Given records
--

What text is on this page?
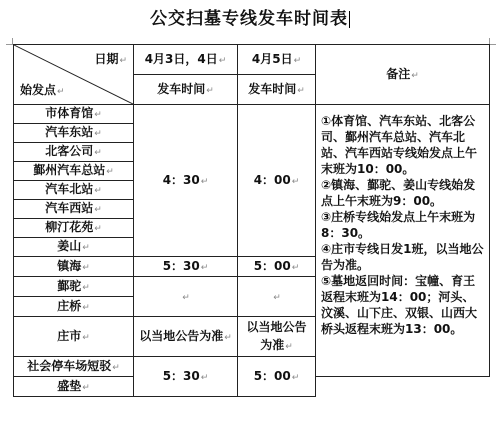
公交扫墓专线发车时间表
日期↵
始发点↵	4月3日，4日↵	4月5日↵	备注↵
	发车时间↵	发车时间↵	
市体育馆↵	4：30↵	4：00↵	①体育馆、汽车东站、北客公司、鄞州汽车总站、汽车北站、汽车西站专线始发点上午末班为10：00。
②镇海、鄞驼、姜山专线始发点上午末班为9：00。
③庄桥专线始发点上午末班为8：30。
④庄市专线日发1班，以当地公告为准。
⑤墓地返回时间：宝幢、育王返程末班为14：00；河头、汶溪、山下庄、双银、山西大桥头返程末班为13：00。

汽车东站↵			
北客公司↵			
鄞州汽车总站↵			
汽车北站↵			
汽车西站↵			
柳汀花苑↵			
姜山↵			
镇海↵	5：30↵	5：00↵	
鄞驼↵	↵	↵	
庄桥↵			
庄市↵	以当地公告为准↵	以当地公告为准↵	
社会停车场短驳↵	5：30↵	5：00↵	
盛垫↵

--

Work required
Print every entry exactly as written, without the pictures.

Correct output
What text is on this page?
公交扫墓专线发车时间表
日期↵
始发点↵	4月3日，4日↵	4月5日↵	备注↵
	发车时间↵	发车时间↵	
市体育馆↵	4：30↵	4：00↵	①体育馆、汽车东站、北客公司、鄞州汽车总站、汽车北站、汽车西站专线始发点上午末班为10：00。
②镇海、鄞驼、姜山专线始发点上午末班为9：00。
③庄桥专线始发点上午末班为8：30。
④庄市专线日发1班，以当地公告为准。
⑤墓地返回时间：宝幢、育王返程末班为14：00；河头、汶溪、山下庄、双银、山西大桥头返程末班为13：00。

汽车东站↵			
北客公司↵			
鄞州汽车总站↵			
汽车北站↵			
汽车西站↵			
柳汀花苑↵			
姜山↵			
镇海↵	5：30↵	5：00↵	
鄞驼↵	↵	↵	
庄桥↵			
庄市↵	以当地公告为准↵	以当地公告为准↵	
社会停车场短驳↵	5：30↵	5：00↵	
盛垫↵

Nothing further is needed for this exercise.